For every line in the records that has the word "Lucknow", make a copy.

□ □ □ □

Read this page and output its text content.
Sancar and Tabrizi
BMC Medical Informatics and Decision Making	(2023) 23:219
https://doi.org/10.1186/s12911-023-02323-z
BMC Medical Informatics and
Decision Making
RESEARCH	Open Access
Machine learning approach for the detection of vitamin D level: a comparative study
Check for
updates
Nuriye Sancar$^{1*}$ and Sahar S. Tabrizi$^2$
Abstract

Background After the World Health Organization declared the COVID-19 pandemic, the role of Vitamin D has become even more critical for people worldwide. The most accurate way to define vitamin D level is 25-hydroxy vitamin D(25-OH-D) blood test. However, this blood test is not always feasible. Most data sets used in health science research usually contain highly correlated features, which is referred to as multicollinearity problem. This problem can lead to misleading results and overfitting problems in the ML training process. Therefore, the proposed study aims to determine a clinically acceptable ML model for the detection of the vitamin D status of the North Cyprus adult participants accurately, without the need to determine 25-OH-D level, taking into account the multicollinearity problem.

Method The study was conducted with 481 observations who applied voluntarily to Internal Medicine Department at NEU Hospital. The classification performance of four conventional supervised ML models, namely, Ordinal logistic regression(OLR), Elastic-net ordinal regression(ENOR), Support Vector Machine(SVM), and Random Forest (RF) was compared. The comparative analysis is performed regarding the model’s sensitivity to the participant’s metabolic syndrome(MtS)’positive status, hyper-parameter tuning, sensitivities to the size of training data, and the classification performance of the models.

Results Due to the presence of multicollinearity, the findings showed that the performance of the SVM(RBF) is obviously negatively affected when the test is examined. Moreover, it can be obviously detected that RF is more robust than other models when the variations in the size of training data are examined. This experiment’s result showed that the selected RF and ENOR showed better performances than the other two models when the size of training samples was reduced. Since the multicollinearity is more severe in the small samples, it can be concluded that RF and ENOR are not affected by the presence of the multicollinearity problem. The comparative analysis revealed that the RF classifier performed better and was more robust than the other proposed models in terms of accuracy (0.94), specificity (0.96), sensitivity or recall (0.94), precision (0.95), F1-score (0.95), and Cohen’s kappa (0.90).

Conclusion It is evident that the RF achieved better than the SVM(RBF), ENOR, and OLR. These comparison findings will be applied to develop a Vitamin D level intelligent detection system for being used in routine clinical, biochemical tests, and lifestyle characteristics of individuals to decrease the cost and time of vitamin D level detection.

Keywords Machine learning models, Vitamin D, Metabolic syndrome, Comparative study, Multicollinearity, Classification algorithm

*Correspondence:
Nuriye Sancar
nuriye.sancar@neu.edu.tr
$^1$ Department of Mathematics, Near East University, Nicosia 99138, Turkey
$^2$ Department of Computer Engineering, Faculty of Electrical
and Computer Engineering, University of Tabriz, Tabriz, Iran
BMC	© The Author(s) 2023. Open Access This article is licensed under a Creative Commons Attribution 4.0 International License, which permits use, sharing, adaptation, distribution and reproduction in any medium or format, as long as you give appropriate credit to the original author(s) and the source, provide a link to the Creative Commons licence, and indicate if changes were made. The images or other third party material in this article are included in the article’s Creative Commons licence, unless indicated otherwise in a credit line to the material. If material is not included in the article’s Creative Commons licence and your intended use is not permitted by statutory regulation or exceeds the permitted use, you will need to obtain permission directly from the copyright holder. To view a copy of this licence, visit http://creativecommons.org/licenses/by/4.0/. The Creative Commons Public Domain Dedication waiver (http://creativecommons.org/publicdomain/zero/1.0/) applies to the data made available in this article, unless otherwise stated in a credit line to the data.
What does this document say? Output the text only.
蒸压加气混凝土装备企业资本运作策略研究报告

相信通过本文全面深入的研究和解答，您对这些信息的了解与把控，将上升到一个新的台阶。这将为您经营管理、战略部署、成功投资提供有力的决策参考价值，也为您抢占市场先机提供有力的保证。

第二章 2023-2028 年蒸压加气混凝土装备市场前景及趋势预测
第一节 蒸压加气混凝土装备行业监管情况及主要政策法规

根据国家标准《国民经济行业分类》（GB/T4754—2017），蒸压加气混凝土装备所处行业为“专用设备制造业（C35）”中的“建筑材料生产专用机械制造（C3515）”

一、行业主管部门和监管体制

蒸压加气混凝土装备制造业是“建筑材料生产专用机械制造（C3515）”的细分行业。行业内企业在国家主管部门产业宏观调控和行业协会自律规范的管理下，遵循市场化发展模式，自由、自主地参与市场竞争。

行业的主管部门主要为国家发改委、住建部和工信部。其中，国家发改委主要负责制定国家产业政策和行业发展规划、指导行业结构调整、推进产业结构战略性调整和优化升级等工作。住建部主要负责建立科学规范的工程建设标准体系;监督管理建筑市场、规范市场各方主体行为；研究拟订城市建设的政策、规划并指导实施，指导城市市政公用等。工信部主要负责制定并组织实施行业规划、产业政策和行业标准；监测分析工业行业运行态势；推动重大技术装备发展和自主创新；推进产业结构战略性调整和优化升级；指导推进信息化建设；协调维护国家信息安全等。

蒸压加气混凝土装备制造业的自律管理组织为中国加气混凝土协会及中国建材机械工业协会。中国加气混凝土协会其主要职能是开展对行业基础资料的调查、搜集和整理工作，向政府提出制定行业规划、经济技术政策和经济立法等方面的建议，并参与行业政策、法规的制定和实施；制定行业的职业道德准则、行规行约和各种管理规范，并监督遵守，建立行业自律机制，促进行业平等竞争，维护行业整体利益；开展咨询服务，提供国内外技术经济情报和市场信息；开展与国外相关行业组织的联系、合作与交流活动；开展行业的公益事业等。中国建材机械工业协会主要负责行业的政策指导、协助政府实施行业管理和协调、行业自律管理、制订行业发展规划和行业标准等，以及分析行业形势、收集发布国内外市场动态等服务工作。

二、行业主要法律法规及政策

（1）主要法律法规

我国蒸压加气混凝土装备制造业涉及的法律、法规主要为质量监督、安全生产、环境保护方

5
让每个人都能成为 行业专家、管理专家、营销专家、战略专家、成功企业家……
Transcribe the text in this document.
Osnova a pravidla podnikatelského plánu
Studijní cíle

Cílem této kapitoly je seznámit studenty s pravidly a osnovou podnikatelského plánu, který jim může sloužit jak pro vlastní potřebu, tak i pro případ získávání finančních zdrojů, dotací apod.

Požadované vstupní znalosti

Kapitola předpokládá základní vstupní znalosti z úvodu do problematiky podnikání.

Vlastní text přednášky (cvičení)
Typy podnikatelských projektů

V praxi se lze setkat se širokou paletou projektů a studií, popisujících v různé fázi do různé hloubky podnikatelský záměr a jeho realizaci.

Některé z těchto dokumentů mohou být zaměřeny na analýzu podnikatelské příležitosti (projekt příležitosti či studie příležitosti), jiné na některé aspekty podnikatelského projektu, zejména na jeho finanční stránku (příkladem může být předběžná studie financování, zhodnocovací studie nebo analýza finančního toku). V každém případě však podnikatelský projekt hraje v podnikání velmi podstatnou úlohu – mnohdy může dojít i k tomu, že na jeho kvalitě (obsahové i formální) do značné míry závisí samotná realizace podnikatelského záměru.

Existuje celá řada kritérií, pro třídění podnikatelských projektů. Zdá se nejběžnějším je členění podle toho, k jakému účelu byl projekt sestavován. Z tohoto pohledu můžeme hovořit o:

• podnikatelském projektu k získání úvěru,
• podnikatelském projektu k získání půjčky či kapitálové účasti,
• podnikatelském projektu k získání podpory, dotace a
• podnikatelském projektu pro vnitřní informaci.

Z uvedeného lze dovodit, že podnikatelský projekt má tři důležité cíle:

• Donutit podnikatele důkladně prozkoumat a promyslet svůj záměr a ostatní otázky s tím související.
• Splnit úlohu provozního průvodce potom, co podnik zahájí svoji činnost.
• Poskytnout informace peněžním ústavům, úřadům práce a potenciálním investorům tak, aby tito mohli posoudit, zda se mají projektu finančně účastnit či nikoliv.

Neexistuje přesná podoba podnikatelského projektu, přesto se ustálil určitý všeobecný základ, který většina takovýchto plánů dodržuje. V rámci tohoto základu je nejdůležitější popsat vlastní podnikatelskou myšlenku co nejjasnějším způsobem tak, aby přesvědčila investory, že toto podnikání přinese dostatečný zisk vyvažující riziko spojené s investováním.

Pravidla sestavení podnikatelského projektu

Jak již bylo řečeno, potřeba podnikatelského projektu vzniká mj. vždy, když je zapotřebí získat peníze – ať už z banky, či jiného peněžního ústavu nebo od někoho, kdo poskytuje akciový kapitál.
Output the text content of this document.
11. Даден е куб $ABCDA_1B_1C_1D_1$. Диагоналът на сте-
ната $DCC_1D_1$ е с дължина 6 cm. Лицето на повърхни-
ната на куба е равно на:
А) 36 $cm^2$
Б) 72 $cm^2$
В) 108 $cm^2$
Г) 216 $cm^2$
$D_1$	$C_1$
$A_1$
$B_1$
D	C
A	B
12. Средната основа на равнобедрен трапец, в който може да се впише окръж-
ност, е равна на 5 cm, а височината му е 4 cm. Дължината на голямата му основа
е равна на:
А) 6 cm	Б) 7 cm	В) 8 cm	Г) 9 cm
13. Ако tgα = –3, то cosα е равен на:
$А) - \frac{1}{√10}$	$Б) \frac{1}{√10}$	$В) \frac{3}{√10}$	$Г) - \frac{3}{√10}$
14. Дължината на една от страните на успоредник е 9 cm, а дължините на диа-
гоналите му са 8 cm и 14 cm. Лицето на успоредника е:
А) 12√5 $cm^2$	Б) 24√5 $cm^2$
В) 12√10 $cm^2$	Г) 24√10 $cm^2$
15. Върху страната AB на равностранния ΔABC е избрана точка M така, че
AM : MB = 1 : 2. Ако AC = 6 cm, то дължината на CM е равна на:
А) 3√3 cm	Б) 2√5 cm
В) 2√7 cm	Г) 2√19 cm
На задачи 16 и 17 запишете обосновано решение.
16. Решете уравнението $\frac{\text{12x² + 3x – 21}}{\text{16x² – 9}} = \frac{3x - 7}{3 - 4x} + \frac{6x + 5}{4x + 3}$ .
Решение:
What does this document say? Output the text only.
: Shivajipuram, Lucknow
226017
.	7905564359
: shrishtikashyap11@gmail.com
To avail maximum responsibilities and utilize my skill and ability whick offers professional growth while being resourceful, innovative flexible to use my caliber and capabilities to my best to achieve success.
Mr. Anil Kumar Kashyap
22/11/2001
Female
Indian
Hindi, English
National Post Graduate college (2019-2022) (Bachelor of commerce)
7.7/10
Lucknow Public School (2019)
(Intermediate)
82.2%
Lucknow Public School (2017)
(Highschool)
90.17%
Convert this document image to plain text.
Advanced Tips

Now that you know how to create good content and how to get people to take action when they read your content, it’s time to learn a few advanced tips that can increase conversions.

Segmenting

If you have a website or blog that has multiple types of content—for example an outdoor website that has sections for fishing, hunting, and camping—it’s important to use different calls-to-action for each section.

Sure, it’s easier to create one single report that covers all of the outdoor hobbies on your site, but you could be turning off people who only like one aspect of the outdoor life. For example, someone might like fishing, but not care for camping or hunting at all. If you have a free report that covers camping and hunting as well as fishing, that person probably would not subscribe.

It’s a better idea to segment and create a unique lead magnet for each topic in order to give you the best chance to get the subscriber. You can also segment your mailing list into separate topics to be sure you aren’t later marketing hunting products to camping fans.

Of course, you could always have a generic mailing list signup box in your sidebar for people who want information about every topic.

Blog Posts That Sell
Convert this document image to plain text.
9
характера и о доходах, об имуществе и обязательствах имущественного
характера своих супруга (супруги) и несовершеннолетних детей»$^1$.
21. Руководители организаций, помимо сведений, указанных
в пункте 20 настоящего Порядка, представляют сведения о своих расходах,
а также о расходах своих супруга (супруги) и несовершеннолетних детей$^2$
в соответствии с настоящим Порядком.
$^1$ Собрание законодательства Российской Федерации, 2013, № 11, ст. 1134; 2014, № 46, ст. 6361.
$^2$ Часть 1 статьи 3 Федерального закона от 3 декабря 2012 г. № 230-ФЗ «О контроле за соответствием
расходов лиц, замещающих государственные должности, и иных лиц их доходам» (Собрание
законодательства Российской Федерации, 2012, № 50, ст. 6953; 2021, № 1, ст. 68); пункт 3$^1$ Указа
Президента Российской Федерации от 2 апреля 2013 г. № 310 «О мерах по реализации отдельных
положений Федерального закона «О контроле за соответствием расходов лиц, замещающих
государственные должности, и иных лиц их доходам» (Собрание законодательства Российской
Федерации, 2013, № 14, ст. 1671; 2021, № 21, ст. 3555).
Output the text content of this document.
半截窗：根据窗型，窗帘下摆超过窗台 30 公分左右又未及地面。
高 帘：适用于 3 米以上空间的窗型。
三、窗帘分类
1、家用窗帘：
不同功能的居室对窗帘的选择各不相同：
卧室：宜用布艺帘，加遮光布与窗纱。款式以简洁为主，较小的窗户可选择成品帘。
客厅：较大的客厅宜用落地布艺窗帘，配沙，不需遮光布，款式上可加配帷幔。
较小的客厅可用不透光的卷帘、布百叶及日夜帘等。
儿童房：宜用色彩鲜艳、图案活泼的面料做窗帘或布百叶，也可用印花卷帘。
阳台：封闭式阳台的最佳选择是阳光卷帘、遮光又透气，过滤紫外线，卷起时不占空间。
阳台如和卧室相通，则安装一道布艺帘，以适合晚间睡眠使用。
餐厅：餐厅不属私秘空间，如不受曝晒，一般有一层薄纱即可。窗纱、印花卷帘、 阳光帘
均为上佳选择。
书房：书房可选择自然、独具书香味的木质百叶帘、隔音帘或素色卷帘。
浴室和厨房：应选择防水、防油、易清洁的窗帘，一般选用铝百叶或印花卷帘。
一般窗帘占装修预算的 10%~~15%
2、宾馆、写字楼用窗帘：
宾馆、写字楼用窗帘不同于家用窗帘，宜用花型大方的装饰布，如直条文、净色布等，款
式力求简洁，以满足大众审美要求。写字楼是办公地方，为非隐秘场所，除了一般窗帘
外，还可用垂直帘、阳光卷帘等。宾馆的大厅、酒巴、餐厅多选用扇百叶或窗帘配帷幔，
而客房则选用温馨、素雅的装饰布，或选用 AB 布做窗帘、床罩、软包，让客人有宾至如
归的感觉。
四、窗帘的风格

□ □ □ □

- _Written answer_:
: Shivajipuram, Lucknow
Lucknow Public School (2019)
Lucknow Public School (2017)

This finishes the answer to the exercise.